How many lines in these records hold the string "Geldautomat"? State only that number.

Stored records →
** Start **

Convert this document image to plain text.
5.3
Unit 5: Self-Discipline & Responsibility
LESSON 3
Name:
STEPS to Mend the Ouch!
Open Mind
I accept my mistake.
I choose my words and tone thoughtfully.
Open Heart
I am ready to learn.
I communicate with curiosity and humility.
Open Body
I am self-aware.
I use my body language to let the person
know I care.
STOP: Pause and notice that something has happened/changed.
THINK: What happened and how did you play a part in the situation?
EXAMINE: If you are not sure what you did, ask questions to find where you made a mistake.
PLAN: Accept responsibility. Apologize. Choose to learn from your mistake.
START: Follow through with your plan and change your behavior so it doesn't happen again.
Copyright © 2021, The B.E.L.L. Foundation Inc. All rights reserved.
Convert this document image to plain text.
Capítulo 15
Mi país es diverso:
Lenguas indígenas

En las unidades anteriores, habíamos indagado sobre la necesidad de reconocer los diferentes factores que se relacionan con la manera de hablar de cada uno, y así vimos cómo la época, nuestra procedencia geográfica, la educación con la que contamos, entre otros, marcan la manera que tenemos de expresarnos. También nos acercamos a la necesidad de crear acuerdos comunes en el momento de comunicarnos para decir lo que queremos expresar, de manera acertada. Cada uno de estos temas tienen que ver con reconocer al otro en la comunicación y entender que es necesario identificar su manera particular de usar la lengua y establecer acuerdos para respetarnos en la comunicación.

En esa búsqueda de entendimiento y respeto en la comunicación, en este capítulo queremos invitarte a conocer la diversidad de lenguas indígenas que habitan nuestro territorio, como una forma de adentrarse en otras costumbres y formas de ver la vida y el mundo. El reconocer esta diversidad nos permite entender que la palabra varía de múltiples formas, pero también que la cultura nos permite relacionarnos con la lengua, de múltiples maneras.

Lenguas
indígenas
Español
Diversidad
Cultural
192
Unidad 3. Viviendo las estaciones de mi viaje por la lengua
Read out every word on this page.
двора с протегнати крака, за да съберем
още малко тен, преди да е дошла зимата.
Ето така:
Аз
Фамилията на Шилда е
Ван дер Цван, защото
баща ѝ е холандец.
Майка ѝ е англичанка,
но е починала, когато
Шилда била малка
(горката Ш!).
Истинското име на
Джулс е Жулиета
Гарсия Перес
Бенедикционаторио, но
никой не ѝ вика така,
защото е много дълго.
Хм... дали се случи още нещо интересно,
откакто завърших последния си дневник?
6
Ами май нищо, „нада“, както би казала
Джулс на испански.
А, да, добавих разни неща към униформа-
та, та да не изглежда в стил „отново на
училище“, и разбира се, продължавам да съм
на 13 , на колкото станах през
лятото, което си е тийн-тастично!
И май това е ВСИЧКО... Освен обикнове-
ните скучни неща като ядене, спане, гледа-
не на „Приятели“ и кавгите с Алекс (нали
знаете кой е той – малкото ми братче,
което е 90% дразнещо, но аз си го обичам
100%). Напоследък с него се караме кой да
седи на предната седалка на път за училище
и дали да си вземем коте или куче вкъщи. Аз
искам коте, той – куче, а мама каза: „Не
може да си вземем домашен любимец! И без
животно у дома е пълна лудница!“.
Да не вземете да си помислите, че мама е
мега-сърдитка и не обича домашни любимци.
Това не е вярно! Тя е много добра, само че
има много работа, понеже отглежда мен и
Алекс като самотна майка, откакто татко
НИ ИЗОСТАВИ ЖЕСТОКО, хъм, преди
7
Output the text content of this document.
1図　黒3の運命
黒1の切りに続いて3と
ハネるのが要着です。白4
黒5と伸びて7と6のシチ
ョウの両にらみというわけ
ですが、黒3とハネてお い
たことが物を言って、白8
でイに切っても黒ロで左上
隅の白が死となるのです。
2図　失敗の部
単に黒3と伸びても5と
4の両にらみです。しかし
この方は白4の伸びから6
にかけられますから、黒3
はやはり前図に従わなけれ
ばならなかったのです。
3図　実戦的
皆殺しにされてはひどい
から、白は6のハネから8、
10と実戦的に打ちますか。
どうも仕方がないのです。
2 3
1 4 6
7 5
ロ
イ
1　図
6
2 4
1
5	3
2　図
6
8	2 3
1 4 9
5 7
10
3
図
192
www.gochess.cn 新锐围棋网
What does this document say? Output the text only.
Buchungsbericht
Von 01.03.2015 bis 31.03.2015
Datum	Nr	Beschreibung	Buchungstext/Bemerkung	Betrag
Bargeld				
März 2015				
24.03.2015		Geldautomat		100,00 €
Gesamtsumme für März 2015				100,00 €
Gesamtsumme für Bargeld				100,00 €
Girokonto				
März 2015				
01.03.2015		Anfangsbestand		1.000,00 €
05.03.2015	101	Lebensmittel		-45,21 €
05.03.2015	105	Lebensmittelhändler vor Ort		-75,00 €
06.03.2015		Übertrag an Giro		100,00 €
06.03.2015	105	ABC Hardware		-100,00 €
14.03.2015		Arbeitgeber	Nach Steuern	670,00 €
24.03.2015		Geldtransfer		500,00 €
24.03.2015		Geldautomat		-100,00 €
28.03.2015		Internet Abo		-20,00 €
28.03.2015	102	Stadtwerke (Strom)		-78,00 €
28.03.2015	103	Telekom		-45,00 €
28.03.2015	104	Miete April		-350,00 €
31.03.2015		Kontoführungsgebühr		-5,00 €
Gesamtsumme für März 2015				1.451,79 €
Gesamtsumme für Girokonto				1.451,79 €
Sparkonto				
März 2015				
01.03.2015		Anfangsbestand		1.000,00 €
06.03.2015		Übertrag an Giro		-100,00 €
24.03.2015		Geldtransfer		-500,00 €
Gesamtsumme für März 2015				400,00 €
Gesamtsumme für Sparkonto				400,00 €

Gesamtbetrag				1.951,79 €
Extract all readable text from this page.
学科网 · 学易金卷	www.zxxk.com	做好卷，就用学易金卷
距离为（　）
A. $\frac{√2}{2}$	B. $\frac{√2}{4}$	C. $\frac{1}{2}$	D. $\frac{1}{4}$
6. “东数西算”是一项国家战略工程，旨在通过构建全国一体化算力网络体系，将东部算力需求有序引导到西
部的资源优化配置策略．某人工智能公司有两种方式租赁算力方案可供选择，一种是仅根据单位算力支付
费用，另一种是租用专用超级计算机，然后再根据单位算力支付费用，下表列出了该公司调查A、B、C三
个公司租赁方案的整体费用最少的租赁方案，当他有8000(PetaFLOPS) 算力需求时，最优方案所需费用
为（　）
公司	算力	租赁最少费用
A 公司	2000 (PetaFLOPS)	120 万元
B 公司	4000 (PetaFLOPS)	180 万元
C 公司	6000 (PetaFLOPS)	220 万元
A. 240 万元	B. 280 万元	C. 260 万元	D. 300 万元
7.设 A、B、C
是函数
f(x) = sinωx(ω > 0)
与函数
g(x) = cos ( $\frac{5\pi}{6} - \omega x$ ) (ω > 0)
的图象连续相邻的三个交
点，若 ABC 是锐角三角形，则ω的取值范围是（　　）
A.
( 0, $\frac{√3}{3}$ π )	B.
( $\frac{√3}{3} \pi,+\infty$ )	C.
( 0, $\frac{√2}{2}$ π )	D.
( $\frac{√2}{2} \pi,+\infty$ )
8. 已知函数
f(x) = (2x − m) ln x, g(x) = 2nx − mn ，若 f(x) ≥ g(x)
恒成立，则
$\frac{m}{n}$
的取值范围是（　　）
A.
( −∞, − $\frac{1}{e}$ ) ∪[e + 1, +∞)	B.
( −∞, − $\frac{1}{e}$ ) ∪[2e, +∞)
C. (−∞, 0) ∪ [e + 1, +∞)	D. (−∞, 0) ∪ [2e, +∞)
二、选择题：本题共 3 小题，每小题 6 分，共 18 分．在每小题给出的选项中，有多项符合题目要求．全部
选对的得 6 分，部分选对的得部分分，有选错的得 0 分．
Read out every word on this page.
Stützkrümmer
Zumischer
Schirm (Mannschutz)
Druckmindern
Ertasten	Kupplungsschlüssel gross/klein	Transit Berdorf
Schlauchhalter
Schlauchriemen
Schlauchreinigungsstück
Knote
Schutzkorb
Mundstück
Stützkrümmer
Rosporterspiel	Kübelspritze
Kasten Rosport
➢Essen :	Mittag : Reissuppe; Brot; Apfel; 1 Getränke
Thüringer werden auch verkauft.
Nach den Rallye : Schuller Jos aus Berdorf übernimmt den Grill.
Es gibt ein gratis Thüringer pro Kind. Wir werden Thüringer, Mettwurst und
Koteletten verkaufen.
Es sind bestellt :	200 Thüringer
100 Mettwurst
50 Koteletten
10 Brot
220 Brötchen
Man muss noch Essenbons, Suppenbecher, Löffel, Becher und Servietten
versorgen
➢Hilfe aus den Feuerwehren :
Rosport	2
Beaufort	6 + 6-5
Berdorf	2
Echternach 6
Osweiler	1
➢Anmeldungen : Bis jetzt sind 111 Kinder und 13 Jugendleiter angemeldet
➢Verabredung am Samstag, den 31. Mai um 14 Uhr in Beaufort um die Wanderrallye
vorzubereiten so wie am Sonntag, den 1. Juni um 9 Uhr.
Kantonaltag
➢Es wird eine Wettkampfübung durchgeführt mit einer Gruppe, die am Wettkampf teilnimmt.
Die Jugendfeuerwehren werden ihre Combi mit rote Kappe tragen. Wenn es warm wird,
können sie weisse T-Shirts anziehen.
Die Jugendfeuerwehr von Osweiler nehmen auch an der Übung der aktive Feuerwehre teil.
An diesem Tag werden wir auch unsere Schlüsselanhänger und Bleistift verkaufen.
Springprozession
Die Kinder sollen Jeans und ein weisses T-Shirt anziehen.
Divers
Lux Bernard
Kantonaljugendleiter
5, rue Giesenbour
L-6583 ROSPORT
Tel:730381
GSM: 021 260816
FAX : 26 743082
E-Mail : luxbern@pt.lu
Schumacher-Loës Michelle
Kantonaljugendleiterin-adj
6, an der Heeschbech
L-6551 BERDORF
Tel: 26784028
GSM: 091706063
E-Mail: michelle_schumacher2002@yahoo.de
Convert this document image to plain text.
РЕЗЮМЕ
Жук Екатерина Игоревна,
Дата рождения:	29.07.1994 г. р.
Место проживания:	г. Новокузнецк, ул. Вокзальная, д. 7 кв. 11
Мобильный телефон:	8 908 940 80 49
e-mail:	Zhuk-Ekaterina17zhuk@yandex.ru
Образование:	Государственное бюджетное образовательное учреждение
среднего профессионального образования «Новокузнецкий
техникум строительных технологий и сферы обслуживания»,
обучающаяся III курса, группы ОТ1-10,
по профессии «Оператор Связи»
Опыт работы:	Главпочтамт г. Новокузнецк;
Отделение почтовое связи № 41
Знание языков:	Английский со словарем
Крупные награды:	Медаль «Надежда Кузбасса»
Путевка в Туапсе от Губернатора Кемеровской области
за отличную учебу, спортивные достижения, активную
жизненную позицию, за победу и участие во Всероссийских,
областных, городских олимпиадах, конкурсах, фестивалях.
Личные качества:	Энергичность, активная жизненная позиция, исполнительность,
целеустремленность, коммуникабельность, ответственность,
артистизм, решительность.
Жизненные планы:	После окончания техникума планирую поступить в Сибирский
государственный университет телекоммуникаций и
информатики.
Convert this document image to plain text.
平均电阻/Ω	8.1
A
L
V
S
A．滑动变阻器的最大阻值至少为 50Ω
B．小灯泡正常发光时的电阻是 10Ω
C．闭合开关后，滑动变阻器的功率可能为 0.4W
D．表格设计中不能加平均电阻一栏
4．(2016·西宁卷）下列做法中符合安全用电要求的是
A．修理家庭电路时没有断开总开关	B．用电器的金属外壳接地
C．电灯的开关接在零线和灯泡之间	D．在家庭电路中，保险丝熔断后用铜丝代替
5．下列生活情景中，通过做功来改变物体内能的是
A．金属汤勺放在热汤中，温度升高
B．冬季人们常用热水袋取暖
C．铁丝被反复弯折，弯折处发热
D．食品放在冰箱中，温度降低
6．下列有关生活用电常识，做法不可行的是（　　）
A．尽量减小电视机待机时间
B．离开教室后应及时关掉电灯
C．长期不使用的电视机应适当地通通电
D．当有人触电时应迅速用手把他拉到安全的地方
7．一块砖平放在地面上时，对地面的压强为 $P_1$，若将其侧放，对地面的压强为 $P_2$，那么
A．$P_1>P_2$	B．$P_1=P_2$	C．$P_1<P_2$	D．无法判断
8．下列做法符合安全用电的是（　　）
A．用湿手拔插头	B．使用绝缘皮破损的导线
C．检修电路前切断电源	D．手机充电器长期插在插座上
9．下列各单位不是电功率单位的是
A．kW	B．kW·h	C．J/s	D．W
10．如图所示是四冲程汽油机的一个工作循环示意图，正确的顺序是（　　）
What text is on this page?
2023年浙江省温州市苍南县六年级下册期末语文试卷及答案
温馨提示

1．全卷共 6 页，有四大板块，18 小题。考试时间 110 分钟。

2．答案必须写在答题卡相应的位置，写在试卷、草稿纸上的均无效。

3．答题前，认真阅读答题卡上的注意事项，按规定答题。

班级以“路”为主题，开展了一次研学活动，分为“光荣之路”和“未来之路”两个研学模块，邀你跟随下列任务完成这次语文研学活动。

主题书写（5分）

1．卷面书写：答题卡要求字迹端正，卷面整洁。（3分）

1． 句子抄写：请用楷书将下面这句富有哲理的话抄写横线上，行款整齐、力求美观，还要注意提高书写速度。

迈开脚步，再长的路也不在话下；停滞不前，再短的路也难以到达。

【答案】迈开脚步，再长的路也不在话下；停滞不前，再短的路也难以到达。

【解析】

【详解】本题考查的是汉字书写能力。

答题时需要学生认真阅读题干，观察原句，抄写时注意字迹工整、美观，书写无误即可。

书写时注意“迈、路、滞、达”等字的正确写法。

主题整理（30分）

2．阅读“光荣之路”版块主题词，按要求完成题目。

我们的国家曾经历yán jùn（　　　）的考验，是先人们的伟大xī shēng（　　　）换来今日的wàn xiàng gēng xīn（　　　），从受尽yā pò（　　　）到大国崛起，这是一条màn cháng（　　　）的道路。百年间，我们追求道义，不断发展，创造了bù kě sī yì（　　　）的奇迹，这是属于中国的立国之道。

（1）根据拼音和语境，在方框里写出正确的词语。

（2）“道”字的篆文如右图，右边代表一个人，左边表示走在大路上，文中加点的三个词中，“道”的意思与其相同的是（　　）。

** End **

Response to this task → 2